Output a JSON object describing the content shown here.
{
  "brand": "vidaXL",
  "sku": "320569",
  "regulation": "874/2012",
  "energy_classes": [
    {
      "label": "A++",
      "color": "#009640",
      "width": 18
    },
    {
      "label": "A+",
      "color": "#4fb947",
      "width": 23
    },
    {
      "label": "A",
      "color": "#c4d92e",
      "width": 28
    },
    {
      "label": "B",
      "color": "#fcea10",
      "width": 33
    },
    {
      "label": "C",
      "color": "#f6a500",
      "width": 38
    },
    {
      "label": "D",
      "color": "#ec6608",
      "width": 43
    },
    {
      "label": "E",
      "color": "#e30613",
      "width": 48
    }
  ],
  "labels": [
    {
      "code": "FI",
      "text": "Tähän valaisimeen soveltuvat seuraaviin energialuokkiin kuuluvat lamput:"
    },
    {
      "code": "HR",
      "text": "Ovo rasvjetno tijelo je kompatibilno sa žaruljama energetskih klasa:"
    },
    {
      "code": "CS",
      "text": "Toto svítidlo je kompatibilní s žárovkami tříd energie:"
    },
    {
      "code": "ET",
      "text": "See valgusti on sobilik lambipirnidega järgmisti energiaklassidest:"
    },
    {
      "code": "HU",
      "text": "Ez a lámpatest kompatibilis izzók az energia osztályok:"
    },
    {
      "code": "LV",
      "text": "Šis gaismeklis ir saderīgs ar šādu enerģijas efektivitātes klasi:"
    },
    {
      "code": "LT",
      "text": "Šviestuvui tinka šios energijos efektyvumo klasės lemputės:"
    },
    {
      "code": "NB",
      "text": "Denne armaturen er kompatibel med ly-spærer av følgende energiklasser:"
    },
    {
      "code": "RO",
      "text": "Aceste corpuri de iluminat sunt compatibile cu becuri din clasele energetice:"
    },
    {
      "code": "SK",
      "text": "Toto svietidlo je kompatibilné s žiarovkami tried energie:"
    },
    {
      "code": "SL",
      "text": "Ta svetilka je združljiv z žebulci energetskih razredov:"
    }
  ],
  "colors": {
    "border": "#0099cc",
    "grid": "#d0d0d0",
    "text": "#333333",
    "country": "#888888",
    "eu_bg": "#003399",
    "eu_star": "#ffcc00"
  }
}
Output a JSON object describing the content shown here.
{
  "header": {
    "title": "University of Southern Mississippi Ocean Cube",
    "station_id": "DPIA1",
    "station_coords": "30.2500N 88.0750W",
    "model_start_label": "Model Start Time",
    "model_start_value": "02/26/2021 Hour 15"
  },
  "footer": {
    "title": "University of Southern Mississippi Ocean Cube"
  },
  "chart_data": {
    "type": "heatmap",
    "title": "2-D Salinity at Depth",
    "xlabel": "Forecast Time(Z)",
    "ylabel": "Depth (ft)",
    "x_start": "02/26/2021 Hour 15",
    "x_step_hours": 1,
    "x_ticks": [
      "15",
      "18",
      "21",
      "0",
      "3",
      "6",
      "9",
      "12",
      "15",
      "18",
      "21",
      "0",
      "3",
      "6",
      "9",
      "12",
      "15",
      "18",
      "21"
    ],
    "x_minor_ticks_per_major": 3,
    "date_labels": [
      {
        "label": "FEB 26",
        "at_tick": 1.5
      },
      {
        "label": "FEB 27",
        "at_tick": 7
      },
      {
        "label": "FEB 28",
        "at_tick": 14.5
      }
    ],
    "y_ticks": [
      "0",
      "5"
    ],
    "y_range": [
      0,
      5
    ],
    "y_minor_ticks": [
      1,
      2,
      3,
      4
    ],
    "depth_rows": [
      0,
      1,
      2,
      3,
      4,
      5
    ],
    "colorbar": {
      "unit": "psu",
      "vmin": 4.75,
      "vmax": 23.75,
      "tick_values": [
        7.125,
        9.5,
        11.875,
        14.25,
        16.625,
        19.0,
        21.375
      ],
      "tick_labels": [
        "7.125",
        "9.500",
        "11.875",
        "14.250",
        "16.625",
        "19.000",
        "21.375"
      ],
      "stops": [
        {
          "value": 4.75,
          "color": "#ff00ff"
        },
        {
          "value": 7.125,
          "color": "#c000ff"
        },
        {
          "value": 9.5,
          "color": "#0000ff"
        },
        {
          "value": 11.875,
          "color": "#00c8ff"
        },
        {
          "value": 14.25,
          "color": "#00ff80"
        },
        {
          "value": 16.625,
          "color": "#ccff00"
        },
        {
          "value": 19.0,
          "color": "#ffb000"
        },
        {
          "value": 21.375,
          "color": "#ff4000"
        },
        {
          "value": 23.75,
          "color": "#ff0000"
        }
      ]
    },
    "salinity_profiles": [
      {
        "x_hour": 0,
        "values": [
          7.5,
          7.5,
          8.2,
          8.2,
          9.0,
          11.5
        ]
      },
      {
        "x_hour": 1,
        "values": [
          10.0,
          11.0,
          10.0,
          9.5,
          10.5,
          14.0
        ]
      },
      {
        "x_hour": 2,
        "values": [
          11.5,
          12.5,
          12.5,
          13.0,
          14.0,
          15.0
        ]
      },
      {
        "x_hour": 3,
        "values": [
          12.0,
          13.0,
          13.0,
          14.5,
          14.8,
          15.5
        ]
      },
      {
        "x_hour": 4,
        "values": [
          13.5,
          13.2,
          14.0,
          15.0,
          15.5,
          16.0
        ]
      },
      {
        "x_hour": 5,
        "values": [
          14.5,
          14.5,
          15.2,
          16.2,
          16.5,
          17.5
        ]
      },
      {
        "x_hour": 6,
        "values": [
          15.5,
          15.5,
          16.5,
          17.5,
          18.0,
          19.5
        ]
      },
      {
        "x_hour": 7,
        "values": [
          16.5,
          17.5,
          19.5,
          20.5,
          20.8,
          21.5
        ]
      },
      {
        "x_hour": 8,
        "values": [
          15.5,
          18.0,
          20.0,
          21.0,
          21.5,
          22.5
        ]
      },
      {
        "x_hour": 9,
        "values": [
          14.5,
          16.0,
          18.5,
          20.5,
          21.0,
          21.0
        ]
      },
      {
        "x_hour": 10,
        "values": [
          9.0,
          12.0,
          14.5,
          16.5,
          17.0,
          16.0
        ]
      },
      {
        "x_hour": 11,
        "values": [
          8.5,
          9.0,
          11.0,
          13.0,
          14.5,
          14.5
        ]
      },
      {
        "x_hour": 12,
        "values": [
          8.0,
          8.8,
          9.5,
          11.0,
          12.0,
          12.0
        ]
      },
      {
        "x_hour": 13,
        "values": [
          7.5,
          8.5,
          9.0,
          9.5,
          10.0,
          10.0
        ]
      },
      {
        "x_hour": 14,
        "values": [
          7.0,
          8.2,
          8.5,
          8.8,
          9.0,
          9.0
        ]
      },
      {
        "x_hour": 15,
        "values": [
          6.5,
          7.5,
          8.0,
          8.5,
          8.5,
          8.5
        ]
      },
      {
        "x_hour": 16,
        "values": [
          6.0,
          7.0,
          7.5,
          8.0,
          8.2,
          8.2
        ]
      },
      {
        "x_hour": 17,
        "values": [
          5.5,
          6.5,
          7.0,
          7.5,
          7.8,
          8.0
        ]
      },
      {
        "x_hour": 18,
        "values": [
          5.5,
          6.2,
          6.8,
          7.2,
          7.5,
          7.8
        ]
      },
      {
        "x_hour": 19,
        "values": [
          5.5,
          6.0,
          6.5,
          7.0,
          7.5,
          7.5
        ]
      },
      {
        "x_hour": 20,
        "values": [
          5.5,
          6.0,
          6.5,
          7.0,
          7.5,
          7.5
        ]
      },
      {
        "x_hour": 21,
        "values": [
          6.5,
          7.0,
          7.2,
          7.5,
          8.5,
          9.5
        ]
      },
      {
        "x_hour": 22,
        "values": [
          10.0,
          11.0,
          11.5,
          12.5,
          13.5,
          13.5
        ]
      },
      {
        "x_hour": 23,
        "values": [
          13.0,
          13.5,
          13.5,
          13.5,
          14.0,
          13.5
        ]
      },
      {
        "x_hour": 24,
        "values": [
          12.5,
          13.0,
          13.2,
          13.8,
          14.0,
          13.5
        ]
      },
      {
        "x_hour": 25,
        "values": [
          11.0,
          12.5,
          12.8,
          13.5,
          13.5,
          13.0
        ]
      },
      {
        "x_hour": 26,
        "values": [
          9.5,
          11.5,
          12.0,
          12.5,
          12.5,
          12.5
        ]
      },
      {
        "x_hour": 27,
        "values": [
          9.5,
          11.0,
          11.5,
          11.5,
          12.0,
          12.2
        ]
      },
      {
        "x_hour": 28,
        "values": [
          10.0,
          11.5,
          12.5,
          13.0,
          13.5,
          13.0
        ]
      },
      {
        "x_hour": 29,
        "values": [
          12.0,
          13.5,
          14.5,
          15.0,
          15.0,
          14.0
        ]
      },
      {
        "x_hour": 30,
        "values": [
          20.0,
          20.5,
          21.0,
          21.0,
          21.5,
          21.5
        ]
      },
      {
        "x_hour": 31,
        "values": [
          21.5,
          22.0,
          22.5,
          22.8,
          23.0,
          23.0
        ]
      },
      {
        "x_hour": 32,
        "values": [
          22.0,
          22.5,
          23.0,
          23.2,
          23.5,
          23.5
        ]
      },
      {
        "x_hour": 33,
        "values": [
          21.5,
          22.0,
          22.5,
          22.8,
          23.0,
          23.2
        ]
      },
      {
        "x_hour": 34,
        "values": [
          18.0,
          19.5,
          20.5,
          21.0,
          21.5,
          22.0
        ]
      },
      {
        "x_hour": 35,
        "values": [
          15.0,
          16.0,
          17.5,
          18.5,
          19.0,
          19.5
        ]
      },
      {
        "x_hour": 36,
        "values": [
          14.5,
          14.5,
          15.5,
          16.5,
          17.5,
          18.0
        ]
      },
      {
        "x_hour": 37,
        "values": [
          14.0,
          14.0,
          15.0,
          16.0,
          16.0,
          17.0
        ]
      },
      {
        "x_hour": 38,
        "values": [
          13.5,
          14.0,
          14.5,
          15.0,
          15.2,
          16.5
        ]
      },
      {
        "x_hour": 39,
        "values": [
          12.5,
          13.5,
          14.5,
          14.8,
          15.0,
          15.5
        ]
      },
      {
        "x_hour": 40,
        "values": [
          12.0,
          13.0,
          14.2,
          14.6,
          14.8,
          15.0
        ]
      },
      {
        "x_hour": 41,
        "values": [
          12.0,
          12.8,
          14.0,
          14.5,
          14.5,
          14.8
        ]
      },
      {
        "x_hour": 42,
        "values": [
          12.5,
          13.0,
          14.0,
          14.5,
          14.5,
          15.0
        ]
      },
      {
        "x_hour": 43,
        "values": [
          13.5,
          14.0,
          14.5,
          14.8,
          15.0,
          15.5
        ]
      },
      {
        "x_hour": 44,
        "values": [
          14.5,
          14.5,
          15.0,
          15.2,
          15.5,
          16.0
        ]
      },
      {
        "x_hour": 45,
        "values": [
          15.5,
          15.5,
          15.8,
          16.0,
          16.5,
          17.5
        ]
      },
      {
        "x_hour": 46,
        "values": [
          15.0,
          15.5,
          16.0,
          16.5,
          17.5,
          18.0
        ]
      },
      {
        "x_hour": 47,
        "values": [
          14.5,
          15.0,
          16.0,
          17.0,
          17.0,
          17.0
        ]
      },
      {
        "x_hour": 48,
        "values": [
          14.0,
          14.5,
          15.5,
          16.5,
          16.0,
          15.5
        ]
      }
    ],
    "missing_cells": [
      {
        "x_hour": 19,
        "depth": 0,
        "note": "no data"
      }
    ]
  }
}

_ _ _ _ _

__Instructions to follow__
Copy out every line holding the string "Toto".

__The reply__
      "text": "Toto svítidlo je kompatibilní s žárovkami tříd energie:"
      "text": "Toto svietidlo je kompatibilné s žiarovkami tried energie:"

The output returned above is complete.